===== Supplied material
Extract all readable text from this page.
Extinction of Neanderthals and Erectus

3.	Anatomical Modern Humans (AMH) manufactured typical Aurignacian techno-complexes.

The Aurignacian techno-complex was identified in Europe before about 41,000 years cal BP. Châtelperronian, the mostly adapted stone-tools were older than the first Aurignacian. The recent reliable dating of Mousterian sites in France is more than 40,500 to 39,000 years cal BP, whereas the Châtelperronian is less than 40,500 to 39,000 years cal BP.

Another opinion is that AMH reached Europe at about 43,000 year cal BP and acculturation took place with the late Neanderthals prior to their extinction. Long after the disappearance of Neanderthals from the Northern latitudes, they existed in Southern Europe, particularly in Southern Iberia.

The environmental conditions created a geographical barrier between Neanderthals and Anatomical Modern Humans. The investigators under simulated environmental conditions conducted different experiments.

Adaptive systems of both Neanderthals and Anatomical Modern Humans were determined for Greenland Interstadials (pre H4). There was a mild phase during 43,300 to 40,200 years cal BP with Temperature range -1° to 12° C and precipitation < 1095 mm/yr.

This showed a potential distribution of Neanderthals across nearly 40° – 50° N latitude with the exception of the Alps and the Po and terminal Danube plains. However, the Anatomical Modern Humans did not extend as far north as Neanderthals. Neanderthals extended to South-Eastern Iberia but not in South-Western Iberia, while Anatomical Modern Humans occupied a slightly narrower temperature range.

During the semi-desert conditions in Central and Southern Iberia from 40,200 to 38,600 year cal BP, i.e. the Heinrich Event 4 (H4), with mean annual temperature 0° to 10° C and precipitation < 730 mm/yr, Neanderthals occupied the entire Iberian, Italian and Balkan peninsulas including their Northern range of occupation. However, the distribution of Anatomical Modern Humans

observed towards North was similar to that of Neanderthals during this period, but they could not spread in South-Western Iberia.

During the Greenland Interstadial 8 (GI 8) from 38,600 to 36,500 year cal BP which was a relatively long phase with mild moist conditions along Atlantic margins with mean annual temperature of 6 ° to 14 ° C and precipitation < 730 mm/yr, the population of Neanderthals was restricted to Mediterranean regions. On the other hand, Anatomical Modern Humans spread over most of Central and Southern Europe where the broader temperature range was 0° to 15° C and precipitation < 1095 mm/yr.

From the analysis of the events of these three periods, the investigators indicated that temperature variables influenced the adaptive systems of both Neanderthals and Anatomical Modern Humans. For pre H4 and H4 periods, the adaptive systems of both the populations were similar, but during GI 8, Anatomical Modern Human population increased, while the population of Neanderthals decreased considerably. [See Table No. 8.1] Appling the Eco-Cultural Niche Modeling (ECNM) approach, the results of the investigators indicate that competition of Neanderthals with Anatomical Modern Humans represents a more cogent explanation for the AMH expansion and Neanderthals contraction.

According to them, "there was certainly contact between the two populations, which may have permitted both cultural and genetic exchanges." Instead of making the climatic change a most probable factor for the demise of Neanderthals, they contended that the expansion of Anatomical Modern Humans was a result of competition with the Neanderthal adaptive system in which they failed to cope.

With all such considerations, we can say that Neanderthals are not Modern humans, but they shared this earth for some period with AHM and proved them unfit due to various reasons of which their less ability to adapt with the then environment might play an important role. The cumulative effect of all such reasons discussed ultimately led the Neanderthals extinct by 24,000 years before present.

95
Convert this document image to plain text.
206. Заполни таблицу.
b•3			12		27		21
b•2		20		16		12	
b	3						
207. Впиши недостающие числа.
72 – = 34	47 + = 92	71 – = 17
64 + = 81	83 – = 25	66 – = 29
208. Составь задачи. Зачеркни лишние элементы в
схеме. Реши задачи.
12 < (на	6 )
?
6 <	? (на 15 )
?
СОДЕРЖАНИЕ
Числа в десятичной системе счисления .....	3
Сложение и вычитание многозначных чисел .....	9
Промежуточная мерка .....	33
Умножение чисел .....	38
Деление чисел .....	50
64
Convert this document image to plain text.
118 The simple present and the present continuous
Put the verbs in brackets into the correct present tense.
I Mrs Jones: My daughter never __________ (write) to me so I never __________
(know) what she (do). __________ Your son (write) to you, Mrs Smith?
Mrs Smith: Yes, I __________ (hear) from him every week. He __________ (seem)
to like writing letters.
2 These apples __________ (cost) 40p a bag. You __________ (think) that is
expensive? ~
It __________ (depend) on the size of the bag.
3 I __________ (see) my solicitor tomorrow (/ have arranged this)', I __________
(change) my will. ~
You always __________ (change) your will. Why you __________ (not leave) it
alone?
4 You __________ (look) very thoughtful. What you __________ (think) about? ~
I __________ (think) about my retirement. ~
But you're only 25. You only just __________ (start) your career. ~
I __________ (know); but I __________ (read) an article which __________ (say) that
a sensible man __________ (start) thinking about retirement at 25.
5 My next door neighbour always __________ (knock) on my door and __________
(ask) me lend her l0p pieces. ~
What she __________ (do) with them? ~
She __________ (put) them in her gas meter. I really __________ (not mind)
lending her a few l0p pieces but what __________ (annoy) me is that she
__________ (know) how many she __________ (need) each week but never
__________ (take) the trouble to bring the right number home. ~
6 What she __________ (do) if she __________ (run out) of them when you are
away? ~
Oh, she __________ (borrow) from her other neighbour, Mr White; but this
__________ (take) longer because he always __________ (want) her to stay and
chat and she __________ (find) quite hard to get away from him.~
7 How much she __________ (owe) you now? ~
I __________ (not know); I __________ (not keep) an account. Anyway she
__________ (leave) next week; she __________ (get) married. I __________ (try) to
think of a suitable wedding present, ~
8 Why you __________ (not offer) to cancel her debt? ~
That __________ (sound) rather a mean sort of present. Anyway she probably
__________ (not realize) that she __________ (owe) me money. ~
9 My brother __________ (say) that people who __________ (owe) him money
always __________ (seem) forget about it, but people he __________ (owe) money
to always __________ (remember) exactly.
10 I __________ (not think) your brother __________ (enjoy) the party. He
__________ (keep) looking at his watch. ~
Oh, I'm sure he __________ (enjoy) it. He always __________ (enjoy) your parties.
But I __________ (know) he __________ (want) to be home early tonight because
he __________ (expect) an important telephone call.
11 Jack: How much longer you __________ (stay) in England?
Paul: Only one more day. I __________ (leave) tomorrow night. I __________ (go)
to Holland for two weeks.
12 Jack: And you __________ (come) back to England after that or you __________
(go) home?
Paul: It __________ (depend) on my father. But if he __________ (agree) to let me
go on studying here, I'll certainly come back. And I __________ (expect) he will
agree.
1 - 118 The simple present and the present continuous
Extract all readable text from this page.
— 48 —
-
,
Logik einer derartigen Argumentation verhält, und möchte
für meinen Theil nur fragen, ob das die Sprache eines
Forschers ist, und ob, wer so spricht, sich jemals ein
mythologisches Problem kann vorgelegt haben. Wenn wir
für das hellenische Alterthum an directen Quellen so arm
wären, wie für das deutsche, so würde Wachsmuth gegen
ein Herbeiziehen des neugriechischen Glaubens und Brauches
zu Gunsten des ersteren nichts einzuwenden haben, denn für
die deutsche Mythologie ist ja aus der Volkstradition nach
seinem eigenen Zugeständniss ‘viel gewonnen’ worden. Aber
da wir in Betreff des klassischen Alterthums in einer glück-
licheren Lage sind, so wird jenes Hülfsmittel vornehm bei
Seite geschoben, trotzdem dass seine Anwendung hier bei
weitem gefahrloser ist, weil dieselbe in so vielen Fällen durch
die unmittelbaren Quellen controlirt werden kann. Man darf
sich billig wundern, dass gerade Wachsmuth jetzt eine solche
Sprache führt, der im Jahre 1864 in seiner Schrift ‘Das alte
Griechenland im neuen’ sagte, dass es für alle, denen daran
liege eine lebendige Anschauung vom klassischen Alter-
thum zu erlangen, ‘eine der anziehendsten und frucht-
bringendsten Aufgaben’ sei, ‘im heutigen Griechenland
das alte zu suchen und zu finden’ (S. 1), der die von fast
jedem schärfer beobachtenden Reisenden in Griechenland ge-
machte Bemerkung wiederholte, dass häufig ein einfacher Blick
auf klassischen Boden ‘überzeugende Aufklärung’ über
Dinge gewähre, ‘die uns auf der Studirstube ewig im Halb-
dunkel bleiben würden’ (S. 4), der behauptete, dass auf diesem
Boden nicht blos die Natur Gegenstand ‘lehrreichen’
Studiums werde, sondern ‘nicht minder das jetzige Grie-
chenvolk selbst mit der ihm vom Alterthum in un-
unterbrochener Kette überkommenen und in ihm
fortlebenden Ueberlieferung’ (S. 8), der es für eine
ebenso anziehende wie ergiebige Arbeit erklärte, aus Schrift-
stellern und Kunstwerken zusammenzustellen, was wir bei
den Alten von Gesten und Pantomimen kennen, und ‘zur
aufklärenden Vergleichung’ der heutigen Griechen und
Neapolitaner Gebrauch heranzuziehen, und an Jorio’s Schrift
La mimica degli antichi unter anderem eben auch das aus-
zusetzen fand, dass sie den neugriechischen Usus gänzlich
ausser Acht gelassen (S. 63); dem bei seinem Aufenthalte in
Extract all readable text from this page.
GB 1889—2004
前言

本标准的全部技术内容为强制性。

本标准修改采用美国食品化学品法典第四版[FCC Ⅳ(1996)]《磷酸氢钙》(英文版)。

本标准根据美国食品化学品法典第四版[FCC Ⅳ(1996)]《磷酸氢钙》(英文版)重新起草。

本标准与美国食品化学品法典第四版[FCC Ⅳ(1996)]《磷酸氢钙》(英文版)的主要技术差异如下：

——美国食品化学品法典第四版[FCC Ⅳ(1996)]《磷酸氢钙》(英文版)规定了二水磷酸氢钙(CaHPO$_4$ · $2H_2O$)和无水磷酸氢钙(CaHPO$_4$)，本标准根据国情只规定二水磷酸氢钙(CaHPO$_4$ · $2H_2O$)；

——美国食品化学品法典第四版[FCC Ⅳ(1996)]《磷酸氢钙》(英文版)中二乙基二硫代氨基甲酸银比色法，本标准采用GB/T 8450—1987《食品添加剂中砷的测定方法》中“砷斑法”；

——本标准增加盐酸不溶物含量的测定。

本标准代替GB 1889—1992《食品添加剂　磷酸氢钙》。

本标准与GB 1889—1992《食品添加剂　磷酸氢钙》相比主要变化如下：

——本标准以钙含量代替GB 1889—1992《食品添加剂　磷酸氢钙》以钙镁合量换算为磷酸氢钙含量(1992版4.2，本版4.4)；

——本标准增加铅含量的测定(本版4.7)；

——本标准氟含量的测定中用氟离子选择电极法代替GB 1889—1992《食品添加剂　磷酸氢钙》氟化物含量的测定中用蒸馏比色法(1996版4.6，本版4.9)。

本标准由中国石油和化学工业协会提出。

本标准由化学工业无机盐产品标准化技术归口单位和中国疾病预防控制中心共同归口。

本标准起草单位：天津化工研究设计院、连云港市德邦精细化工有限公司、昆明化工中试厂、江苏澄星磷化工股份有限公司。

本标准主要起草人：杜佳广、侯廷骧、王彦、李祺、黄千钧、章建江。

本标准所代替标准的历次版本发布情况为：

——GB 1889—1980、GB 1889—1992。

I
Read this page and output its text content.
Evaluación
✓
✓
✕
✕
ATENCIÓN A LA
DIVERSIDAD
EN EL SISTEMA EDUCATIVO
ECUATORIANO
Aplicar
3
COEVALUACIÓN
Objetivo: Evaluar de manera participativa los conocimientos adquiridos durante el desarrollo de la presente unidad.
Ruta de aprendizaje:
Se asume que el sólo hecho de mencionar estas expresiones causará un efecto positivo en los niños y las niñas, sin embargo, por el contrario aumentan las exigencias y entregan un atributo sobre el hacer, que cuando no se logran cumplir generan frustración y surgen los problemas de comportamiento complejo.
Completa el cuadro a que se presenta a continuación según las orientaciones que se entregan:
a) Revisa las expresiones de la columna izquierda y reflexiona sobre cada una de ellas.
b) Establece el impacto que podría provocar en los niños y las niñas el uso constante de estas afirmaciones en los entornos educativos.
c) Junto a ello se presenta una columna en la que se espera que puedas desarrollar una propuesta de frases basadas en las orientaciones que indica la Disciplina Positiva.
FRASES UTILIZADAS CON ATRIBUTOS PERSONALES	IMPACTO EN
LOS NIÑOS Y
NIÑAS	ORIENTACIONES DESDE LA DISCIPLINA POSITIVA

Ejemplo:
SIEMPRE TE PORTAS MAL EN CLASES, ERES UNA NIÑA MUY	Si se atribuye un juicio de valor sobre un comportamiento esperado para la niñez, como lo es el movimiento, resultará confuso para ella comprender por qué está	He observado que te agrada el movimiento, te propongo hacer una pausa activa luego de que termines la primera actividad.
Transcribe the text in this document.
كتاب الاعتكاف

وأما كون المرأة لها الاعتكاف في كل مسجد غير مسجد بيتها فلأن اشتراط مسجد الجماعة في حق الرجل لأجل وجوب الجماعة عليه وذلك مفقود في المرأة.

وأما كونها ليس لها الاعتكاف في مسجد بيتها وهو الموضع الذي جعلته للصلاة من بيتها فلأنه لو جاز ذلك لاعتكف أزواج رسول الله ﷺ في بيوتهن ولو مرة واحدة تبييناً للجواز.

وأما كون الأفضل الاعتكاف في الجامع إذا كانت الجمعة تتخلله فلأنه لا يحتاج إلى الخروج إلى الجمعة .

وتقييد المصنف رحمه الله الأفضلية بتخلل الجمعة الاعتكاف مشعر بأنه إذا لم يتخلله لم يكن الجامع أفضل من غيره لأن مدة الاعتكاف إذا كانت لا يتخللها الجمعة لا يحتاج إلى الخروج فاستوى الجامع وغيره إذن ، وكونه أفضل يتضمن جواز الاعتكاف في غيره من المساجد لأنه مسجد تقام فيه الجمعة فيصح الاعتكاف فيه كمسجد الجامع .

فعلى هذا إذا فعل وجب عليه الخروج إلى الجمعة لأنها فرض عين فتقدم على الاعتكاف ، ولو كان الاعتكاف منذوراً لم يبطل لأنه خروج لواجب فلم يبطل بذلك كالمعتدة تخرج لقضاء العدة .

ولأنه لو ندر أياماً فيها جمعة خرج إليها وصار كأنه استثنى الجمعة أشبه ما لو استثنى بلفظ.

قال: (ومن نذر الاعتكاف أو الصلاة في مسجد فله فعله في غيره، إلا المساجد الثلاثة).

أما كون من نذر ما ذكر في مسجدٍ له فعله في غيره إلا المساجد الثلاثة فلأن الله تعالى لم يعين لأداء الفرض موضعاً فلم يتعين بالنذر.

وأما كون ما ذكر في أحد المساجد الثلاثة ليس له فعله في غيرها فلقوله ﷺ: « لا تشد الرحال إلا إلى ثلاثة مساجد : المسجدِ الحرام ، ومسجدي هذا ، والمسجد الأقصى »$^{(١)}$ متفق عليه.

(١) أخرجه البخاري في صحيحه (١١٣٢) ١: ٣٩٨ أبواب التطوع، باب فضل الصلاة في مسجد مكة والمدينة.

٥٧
==========
▸ What to produce:
List each line of the records that holds the string "longer".

▸ Output for this task:
__________ (take) longer because he always __________ (want) her to stay and
11 Jack: How much longer you __________ (stay) in England?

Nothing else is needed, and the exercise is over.